» REQUIREMENT: Copy every line in the records below that contains the word "Serverless".

═══ DATA ROWS ═══

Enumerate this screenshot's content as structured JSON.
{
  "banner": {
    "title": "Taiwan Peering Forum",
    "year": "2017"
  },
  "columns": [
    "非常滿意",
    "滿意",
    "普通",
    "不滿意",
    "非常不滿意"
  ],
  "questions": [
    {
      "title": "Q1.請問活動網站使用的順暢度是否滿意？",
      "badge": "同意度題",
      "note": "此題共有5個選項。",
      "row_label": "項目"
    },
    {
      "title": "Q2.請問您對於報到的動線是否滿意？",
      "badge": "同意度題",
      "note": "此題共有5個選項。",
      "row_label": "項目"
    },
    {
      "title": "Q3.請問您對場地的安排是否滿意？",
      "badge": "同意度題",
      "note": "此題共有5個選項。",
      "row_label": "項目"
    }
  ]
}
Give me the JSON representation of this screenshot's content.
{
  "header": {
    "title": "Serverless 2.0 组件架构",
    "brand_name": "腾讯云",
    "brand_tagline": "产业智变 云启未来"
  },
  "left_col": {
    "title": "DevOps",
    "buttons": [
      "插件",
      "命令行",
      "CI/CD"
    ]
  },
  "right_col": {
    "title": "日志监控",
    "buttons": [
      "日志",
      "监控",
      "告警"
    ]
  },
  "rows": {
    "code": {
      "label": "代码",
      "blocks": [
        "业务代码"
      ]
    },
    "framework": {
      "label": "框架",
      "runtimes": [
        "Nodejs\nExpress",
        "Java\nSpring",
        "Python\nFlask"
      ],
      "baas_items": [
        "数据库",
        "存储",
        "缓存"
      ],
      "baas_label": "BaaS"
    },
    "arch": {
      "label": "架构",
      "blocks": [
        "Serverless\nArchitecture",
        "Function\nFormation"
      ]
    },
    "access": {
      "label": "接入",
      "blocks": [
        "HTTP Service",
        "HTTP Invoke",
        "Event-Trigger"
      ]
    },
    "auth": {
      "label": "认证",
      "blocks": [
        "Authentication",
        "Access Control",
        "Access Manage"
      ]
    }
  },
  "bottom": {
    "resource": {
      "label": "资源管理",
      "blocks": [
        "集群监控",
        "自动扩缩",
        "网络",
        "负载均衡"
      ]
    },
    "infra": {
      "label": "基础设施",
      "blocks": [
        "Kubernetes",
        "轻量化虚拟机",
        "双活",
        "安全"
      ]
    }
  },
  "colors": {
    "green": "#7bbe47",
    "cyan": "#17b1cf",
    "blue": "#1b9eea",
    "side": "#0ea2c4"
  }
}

═══

» OUTPUT FOR THIS TASK:
    "title": "Serverless 2.0 组件架构",
        "Serverless\nArchitecture",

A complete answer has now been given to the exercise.